> WHAT YOU SHOULD DO:
Copy out the listing in full, exactly as written, but not its pictures.

> RECORDS SUPPLIED:
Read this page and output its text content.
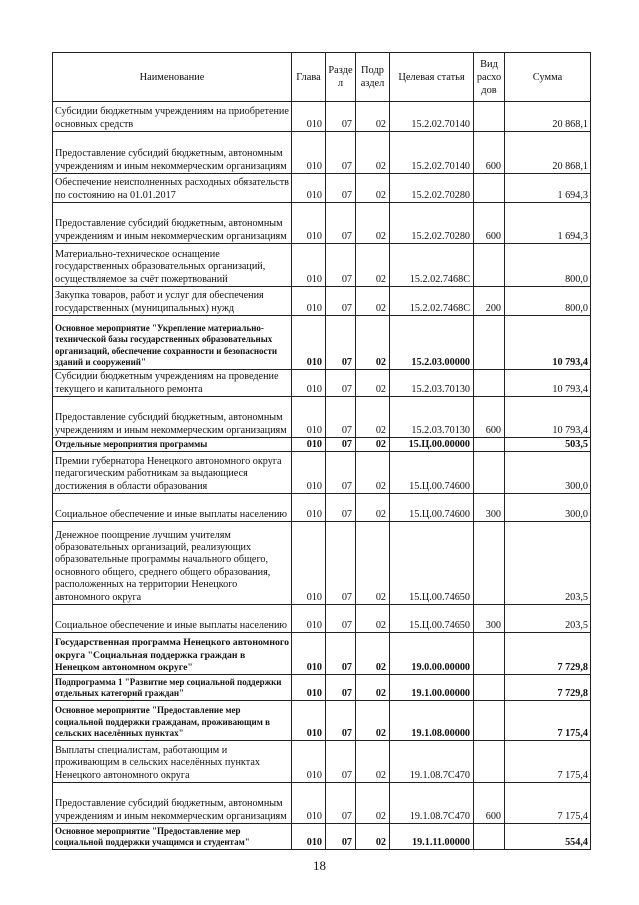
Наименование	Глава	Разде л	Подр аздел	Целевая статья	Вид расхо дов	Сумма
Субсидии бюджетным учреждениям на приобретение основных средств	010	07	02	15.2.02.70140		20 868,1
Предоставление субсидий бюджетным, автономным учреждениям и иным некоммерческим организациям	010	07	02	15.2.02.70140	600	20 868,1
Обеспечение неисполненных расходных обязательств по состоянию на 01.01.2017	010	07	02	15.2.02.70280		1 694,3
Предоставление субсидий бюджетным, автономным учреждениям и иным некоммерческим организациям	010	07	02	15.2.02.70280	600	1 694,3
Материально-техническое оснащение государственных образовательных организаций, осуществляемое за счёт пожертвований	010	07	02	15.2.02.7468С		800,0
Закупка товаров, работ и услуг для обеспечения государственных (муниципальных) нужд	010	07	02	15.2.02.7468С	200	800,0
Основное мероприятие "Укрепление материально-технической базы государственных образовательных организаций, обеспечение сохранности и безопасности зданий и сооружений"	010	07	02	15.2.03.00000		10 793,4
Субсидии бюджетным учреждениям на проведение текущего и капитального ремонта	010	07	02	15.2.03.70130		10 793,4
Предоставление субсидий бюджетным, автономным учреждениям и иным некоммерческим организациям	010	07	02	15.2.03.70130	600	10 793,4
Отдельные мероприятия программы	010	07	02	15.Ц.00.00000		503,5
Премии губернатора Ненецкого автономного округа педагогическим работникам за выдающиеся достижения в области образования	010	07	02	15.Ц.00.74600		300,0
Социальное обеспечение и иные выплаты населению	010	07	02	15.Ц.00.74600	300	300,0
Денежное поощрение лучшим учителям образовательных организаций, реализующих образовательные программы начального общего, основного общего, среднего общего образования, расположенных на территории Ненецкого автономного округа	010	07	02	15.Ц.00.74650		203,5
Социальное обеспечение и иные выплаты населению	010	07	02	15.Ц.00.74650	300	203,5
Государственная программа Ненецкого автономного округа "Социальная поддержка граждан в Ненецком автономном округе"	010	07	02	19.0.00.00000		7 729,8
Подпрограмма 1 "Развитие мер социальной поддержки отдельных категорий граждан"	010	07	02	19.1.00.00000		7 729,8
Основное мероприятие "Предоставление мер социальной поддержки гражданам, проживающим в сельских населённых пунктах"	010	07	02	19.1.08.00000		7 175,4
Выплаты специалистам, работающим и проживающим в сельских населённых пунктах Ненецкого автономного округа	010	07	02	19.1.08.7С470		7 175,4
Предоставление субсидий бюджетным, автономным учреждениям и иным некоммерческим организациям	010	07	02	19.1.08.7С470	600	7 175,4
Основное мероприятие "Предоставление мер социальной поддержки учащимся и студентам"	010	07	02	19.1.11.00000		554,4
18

> RESPONSE TO THE TASK:
Read this page and output its text content.
Наименование	Глава	Разде л	Подр аздел	Целевая статья	Вид расхо дов	Сумма
Субсидии бюджетным учреждениям на приобретение основных средств	010	07	02	15.2.02.70140		20 868,1
Предоставление субсидий бюджетным, автономным учреждениям и иным некоммерческим организациям	010	07	02	15.2.02.70140	600	20 868,1
Обеспечение неисполненных расходных обязательств по состоянию на 01.01.2017	010	07	02	15.2.02.70280		1 694,3
Предоставление субсидий бюджетным, автономным учреждениям и иным некоммерческим организациям	010	07	02	15.2.02.70280	600	1 694,3
Материально-техническое оснащение государственных образовательных организаций, осуществляемое за счёт пожертвований	010	07	02	15.2.02.7468С		800,0
Закупка товаров, работ и услуг для обеспечения государственных (муниципальных) нужд	010	07	02	15.2.02.7468С	200	800,0
Основное мероприятие "Укрепление материально-технической базы государственных образовательных организаций, обеспечение сохранности и безопасности зданий и сооружений"	010	07	02	15.2.03.00000		10 793,4
Субсидии бюджетным учреждениям на проведение текущего и капитального ремонта	010	07	02	15.2.03.70130		10 793,4
Предоставление субсидий бюджетным, автономным учреждениям и иным некоммерческим организациям	010	07	02	15.2.03.70130	600	10 793,4
Отдельные мероприятия программы	010	07	02	15.Ц.00.00000		503,5
Премии губернатора Ненецкого автономного округа педагогическим работникам за выдающиеся достижения в области образования	010	07	02	15.Ц.00.74600		300,0
Социальное обеспечение и иные выплаты населению	010	07	02	15.Ц.00.74600	300	300,0
Денежное поощрение лучшим учителям образовательных организаций, реализующих образовательные программы начального общего, основного общего, среднего общего образования, расположенных на территории Ненецкого автономного округа	010	07	02	15.Ц.00.74650		203,5
Социальное обеспечение и иные выплаты населению	010	07	02	15.Ц.00.74650	300	203,5
Государственная программа Ненецкого автономного округа "Социальная поддержка граждан в Ненецком автономном округе"	010	07	02	19.0.00.00000		7 729,8
Подпрограмма 1 "Развитие мер социальной поддержки отдельных категорий граждан"	010	07	02	19.1.00.00000		7 729,8
Основное мероприятие "Предоставление мер социальной поддержки гражданам, проживающим в сельских населённых пунктах"	010	07	02	19.1.08.00000		7 175,4
Выплаты специалистам, работающим и проживающим в сельских населённых пунктах Ненецкого автономного округа	010	07	02	19.1.08.7С470		7 175,4
Предоставление субсидий бюджетным, автономным учреждениям и иным некоммерческим организациям	010	07	02	19.1.08.7С470	600	7 175,4
Основное мероприятие "Предоставление мер социальной поддержки учащимся и студентам"	010	07	02	19.1.11.00000		554,4
18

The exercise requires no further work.